▶ DATASET
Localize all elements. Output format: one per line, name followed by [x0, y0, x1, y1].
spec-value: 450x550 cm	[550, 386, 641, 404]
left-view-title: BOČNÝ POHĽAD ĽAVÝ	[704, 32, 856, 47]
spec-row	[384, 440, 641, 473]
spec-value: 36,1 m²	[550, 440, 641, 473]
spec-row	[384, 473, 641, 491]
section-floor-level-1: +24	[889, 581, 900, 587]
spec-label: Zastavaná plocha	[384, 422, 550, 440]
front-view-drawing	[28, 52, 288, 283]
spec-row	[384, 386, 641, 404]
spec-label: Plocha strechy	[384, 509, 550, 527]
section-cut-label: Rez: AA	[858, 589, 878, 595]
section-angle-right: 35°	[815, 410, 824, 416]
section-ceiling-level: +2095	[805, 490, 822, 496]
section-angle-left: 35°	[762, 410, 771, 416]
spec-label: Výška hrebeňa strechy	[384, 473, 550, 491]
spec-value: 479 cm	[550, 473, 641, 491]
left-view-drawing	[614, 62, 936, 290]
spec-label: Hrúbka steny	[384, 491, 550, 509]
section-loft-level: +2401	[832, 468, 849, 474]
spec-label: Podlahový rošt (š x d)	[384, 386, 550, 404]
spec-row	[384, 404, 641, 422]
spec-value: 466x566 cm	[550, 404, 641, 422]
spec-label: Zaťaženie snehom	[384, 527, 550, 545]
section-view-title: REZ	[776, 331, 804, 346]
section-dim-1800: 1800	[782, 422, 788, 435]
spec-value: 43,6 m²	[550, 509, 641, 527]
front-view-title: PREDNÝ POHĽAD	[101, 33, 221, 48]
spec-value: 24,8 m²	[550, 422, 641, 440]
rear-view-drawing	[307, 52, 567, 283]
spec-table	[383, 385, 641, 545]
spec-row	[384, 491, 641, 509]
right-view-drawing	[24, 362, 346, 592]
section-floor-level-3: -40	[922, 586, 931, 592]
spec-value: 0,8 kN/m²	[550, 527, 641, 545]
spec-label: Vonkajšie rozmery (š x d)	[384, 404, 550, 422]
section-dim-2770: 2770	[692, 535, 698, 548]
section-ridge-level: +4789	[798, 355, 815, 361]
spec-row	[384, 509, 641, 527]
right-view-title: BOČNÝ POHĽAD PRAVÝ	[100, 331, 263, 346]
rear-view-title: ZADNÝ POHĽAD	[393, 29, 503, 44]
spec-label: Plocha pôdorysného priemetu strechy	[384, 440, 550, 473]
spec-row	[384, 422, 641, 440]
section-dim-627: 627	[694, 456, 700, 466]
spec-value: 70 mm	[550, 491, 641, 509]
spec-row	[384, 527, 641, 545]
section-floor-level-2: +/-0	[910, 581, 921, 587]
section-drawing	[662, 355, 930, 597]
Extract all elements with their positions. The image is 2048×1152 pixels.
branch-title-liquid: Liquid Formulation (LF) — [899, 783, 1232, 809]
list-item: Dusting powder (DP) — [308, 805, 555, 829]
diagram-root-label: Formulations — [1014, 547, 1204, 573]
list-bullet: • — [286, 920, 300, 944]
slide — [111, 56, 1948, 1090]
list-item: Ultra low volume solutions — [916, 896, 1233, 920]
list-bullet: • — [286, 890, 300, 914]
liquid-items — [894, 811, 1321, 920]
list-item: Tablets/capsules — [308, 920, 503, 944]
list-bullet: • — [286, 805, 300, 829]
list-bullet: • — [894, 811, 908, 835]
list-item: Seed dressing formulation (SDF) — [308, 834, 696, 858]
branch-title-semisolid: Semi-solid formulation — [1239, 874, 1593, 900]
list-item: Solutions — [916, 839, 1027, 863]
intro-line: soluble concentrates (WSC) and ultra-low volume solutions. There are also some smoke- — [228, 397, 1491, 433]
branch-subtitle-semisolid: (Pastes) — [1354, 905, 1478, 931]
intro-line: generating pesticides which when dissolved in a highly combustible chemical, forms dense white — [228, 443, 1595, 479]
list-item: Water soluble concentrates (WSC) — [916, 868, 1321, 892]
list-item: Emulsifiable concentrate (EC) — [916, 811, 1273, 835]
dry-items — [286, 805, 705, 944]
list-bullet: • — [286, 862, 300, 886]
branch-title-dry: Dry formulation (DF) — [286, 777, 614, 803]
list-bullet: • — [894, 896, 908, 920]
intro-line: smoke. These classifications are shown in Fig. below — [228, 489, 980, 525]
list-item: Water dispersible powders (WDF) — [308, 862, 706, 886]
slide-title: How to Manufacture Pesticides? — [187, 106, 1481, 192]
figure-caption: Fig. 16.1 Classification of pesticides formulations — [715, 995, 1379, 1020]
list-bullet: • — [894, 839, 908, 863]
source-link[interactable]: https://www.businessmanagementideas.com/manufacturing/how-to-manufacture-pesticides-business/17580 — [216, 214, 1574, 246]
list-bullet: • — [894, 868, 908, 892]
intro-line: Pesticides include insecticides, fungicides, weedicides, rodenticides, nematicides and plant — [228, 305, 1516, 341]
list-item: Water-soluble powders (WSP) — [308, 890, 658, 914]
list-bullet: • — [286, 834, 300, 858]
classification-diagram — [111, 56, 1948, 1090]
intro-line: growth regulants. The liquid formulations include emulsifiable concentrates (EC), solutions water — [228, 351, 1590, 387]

▶ DIRECTION
Retype the entries word for word, starting with the very first line and going on through the line that contains "509, 550, 527]".

▶ COMPLETED EXERCISE
Localize all elements. Output format: one per line, name followed by [x0, y0, x1, y1].
spec-value: 450x550 cm	[550, 386, 641, 404]
left-view-title: BOČNÝ POHĽAD ĽAVÝ	[704, 32, 856, 47]
spec-row	[384, 440, 641, 473]
spec-value: 36,1 m²	[550, 440, 641, 473]
spec-row	[384, 473, 641, 491]
section-floor-level-1: +24	[889, 581, 900, 587]
spec-label: Zastavaná plocha	[384, 422, 550, 440]
front-view-drawing	[28, 52, 288, 283]
spec-row	[384, 386, 641, 404]
spec-label: Plocha strechy	[384, 509, 550, 527]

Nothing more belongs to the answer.